SHORT TASK =
Determine how many lines in the data below contain "document" and write only that number.

>> BEGIN ROWS

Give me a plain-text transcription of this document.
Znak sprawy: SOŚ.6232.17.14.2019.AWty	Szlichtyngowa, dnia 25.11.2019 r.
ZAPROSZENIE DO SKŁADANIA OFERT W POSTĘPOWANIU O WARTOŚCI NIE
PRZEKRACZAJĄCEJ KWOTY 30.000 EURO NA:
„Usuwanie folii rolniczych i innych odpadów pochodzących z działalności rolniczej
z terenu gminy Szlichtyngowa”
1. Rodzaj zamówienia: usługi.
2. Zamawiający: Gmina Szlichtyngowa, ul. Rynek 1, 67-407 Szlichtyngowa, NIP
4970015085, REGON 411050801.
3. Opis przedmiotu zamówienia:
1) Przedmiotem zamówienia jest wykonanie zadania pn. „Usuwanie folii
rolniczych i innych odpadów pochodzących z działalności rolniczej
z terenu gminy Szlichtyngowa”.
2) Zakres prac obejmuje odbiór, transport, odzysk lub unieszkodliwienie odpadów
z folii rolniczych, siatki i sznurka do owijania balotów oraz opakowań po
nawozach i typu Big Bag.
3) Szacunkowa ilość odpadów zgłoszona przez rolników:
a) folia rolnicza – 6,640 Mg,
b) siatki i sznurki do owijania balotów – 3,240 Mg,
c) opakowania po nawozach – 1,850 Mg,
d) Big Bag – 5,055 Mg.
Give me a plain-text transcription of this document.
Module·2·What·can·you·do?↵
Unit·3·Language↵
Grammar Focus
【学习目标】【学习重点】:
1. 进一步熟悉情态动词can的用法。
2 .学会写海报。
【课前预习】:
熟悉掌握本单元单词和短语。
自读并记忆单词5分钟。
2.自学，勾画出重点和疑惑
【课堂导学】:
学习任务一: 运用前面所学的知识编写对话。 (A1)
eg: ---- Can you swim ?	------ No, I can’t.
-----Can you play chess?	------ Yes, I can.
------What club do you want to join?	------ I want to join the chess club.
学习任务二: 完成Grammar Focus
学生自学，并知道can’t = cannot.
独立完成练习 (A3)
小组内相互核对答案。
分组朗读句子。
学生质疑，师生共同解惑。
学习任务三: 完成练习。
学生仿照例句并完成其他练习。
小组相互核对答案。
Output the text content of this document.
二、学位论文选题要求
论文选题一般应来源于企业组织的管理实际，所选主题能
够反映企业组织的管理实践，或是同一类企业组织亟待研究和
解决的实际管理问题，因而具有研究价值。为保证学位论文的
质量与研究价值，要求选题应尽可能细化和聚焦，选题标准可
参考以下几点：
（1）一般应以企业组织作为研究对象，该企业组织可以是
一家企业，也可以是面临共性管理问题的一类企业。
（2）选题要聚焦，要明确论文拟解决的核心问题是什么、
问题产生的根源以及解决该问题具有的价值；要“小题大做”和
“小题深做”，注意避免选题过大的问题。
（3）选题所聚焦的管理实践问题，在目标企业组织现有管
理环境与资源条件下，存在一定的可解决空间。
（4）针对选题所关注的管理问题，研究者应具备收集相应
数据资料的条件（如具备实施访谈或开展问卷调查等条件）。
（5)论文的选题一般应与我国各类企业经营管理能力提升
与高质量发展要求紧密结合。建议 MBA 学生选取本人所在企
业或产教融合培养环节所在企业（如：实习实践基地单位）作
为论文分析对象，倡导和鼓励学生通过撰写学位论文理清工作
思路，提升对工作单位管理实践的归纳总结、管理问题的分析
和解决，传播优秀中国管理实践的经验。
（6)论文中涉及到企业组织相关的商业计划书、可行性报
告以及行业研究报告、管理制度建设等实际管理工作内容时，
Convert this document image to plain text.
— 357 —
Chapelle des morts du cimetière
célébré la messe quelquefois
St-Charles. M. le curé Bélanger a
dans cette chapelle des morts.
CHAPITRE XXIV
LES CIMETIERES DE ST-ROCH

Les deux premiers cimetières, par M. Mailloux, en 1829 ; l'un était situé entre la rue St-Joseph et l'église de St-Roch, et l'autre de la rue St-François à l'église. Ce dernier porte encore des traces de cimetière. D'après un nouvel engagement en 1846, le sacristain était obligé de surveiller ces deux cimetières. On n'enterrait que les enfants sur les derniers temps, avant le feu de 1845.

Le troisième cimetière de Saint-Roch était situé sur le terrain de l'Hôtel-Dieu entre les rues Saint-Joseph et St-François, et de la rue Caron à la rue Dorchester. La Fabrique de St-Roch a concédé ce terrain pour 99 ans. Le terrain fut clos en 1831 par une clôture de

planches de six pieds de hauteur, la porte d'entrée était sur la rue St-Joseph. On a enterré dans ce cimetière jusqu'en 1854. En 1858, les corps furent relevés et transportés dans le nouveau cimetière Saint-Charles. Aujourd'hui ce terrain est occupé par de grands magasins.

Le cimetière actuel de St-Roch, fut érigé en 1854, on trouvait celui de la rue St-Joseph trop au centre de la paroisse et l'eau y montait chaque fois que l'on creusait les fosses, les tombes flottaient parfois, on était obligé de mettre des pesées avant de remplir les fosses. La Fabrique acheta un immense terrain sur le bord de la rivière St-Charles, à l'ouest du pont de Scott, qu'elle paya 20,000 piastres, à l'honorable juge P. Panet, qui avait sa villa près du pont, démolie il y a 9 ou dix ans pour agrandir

>> END ROWS

FINISHED EXERCISE =
4